**Data lines:**
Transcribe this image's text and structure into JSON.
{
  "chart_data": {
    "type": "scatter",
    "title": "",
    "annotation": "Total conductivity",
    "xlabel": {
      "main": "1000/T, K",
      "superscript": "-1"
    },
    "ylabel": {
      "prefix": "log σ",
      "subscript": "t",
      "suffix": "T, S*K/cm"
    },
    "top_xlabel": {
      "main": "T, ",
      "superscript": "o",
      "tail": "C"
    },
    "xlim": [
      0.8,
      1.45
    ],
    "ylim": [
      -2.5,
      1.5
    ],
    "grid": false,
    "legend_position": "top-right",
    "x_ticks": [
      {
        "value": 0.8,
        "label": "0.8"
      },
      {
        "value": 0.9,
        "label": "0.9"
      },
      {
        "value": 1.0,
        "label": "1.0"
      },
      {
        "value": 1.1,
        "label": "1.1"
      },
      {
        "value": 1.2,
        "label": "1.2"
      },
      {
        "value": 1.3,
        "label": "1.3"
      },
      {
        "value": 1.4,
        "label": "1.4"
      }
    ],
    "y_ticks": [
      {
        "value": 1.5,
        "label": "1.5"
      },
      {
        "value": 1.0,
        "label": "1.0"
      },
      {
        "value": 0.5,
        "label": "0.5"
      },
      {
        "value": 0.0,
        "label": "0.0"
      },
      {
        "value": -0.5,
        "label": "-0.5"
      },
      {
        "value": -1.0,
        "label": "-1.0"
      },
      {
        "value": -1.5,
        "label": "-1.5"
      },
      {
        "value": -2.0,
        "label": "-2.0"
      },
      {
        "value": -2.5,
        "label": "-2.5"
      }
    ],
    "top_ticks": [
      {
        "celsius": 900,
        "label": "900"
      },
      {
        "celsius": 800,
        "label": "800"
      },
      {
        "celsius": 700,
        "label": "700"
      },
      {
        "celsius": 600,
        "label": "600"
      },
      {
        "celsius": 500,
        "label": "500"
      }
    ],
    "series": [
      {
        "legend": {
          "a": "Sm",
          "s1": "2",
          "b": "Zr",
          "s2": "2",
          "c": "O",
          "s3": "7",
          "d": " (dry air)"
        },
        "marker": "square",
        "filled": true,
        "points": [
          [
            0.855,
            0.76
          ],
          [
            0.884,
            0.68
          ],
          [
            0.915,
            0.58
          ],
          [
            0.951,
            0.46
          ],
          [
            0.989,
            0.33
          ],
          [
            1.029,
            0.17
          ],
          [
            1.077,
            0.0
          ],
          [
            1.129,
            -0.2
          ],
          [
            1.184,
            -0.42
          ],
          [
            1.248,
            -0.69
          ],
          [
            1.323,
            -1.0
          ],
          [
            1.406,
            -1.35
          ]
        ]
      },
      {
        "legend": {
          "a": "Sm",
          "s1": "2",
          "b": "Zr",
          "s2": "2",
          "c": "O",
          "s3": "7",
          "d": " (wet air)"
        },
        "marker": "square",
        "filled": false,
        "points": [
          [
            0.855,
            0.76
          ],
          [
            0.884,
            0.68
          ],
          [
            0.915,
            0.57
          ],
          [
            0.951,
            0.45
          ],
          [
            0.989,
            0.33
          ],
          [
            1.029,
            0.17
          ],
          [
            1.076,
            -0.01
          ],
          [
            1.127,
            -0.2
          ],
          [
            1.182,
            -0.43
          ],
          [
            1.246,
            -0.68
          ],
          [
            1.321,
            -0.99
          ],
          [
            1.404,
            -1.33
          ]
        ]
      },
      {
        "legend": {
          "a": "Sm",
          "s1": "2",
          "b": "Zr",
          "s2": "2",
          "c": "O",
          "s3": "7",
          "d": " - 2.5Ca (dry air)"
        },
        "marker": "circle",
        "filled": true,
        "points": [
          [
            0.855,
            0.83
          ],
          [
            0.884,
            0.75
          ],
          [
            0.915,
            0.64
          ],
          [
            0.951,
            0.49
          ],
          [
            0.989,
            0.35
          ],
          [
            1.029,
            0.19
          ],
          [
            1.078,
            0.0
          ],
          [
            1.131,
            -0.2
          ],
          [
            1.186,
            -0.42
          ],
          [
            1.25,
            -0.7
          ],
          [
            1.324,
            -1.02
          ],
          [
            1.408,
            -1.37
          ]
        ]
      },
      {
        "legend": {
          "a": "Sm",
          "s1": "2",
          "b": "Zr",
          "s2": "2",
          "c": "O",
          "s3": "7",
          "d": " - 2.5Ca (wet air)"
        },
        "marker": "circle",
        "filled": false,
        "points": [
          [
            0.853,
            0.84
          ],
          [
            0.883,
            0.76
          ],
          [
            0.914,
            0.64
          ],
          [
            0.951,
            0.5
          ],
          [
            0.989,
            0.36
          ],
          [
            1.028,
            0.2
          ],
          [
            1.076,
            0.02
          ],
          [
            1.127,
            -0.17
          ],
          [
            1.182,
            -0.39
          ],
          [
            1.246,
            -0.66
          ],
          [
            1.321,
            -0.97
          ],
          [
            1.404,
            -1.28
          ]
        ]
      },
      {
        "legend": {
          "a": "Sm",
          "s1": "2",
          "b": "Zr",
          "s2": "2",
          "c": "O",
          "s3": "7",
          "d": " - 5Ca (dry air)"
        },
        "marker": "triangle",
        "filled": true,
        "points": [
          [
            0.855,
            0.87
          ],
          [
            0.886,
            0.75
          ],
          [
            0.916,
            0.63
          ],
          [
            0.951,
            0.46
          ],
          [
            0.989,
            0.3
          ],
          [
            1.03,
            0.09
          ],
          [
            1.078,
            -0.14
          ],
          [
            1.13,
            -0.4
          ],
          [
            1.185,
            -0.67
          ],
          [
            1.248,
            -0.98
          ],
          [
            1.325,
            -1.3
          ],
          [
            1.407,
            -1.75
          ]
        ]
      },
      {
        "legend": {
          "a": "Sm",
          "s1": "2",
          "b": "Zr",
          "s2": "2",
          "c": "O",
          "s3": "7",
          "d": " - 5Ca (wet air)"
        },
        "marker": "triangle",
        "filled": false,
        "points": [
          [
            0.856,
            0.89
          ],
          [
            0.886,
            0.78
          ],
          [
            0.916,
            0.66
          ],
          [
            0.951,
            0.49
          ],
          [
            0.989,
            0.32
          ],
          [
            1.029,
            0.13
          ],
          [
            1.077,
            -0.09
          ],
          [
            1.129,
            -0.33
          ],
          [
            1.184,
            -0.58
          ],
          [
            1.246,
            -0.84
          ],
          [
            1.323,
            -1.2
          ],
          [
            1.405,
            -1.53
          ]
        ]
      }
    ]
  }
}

**Do this:** Each line must be given again exactly as written above.

**The completed task:**
Transcribe this image's text and structure into JSON.
{
  "chart_data": {
    "type": "scatter",
    "title": "",
    "annotation": "Total conductivity",
    "xlabel": {
      "main": "1000/T, K",
      "superscript": "-1"
    },
    "ylabel": {
      "prefix": "log σ",
      "subscript": "t",
      "suffix": "T, S*K/cm"
    },
    "top_xlabel": {
      "main": "T, ",
      "superscript": "o",
      "tail": "C"
    },
    "xlim": [
      0.8,
      1.45
    ],
    "ylim": [
      -2.5,
      1.5
    ],
    "grid": false,
    "legend_position": "top-right",
    "x_ticks": [
      {
        "value": 0.8,
        "label": "0.8"
      },
      {
        "value": 0.9,
        "label": "0.9"
      },
      {
        "value": 1.0,
        "label": "1.0"
      },
      {
        "value": 1.1,
        "label": "1.1"
      },
      {
        "value": 1.2,
        "label": "1.2"
      },
      {
        "value": 1.3,
        "label": "1.3"
      },
      {
        "value": 1.4,
        "label": "1.4"
      }
    ],
    "y_ticks": [
      {
        "value": 1.5,
        "label": "1.5"
      },
      {
        "value": 1.0,
        "label": "1.0"
      },
      {
        "value": 0.5,
        "label": "0.5"
      },
      {
        "value": 0.0,
        "label": "0.0"
      },
      {
        "value": -0.5,
        "label": "-0.5"
      },
      {
        "value": -1.0,
        "label": "-1.0"
      },
      {
        "value": -1.5,
        "label": "-1.5"
      },
      {
        "value": -2.0,
        "label": "-2.0"
      },
      {
        "value": -2.5,
        "label": "-2.5"
      }
    ],
    "top_ticks": [
      {
        "celsius": 900,
        "label": "900"
      },
      {
        "celsius": 800,
        "label": "800"
      },
      {
        "celsius": 700,
        "label": "700"
      },
      {
        "celsius": 600,
        "label": "600"
      },
      {
        "celsius": 500,
        "label": "500"
      }
    ],
    "series": [
      {
        "legend": {
          "a": "Sm",
          "s1": "2",
          "b": "Zr",
          "s2": "2",
          "c": "O",
          "s3": "7",
          "d": " (dry air)"
        },
        "marker": "square",
        "filled": true,
        "points": [
          [
            0.855,
            0.76
          ],
          [
            0.884,
            0.68
          ],
          [
            0.915,
            0.58
          ],
          [
            0.951,
            0.46
          ],
          [
            0.989,
            0.33
          ],
          [
            1.029,
            0.17
          ],
          [
            1.077,
            0.0
          ],
          [
            1.129,
            -0.2
          ],
          [
            1.184,
            -0.42
          ],
          [
            1.248,
            -0.69
          ],
          [
            1.323,
            -1.0
          ],
          [
            1.406,
            -1.35
          ]
        ]
      },
      {
        "legend": {
          "a": "Sm",
          "s1": "2",
          "b": "Zr",
          "s2": "2",
          "c": "O",
          "s3": "7",
          "d": " (wet air)"
        },
        "marker": "square",
        "filled": false,
        "points": [
          [
            0.855,
            0.76
          ],
          [
            0.884,
            0.68
          ],
          [
            0.915,
            0.57
          ],
          [
            0.951,
            0.45
          ],
          [
            0.989,
            0.33
          ],
          [
            1.029,
            0.17
          ],
          [
            1.076,
            -0.01
          ],
          [
            1.127,
            -0.2
          ],
          [
            1.182,
            -0.43
          ],
          [
            1.246,
            -0.68
          ],
          [
            1.321,
            -0.99
          ],
          [
            1.404,
            -1.33
          ]
        ]
      },
      {
        "legend": {
          "a": "Sm",
          "s1": "2",
          "b": "Zr",
          "s2": "2",
          "c": "O",
          "s3": "7",
          "d": " - 2.5Ca (dry air)"
        },
        "marker": "circle",
        "filled": true,
        "points": [
          [
            0.855,
            0.83
          ],
          [
            0.884,
            0.75
          ],
          [
            0.915,
            0.64
          ],
          [
            0.951,
            0.49
          ],
          [
            0.989,
            0.35
          ],
          [
            1.029,
            0.19
          ],
          [
            1.078,
            0.0
          ],
          [
            1.131,
            -0.2
          ],
          [
            1.186,
            -0.42
          ],
          [
            1.25,
            -0.7
          ],
          [
            1.324,
            -1.02
          ],
          [
            1.408,
            -1.37
          ]
        ]
      },
      {
        "legend": {
          "a": "Sm",
          "s1": "2",
          "b": "Zr",
          "s2": "2",
          "c": "O",
          "s3": "7",
          "d": " - 2.5Ca (wet air)"
        },
        "marker": "circle",
        "filled": false,
        "points": [
          [
            0.853,
            0.84
          ],
          [
            0.883,
            0.76
          ],
          [
            0.914,
            0.64
          ],
          [
            0.951,
            0.5
          ],
          [
            0.989,
            0.36
          ],
          [
            1.028,
            0.2
          ],
          [
            1.076,
            0.02
          ],
          [
            1.127,
            -0.17
          ],
          [
            1.182,
            -0.39
          ],
          [
            1.246,
            -0.66
          ],
          [
            1.321,
            -0.97
          ],
          [
            1.404,
            -1.28
          ]
        ]
      },
      {
        "legend": {
          "a": "Sm",
          "s1": "2",
          "b": "Zr",
          "s2": "2",
          "c": "O",
          "s3": "7",
          "d": " - 5Ca (dry air)"
        },
        "marker": "triangle",
        "filled": true,
        "points": [
          [
            0.855,
            0.87
          ],
          [
            0.886,
            0.75
          ],
          [
            0.916,
            0.63
          ],
          [
            0.951,
            0.46
          ],
          [
            0.989,
            0.3
          ],
          [
            1.03,
            0.09
          ],
          [
            1.078,
            -0.14
          ],
          [
            1.13,
            -0.4
          ],
          [
            1.185,
            -0.67
          ],
          [
            1.248,
            -0.98
          ],
          [
            1.325,
            -1.3
          ],
          [
            1.407,
            -1.75
          ]
        ]
      },
      {
        "legend": {
          "a": "Sm",
          "s1": "2",
          "b": "Zr",
          "s2": "2",
          "c": "O",
          "s3": "7",
          "d": " - 5Ca (wet air)"
        },
        "marker": "triangle",
        "filled": false,
        "points": [
          [
            0.856,
            0.89
          ],
          [
            0.886,
            0.78
          ],
          [
            0.916,
            0.66
          ],
          [
            0.951,
            0.49
          ],
          [
            0.989,
            0.32
          ],
          [
            1.029,
            0.13
          ],
          [
            1.077,
            -0.09
          ],
          [
            1.129,
            -0.33
          ],
          [
            1.184,
            -0.58
          ],
          [
            1.246,
            -0.84
          ],
          [
            1.323,
            -1.2
          ],
          [
            1.405,
            -1.53
          ]
        ]
      }
    ]
  }
}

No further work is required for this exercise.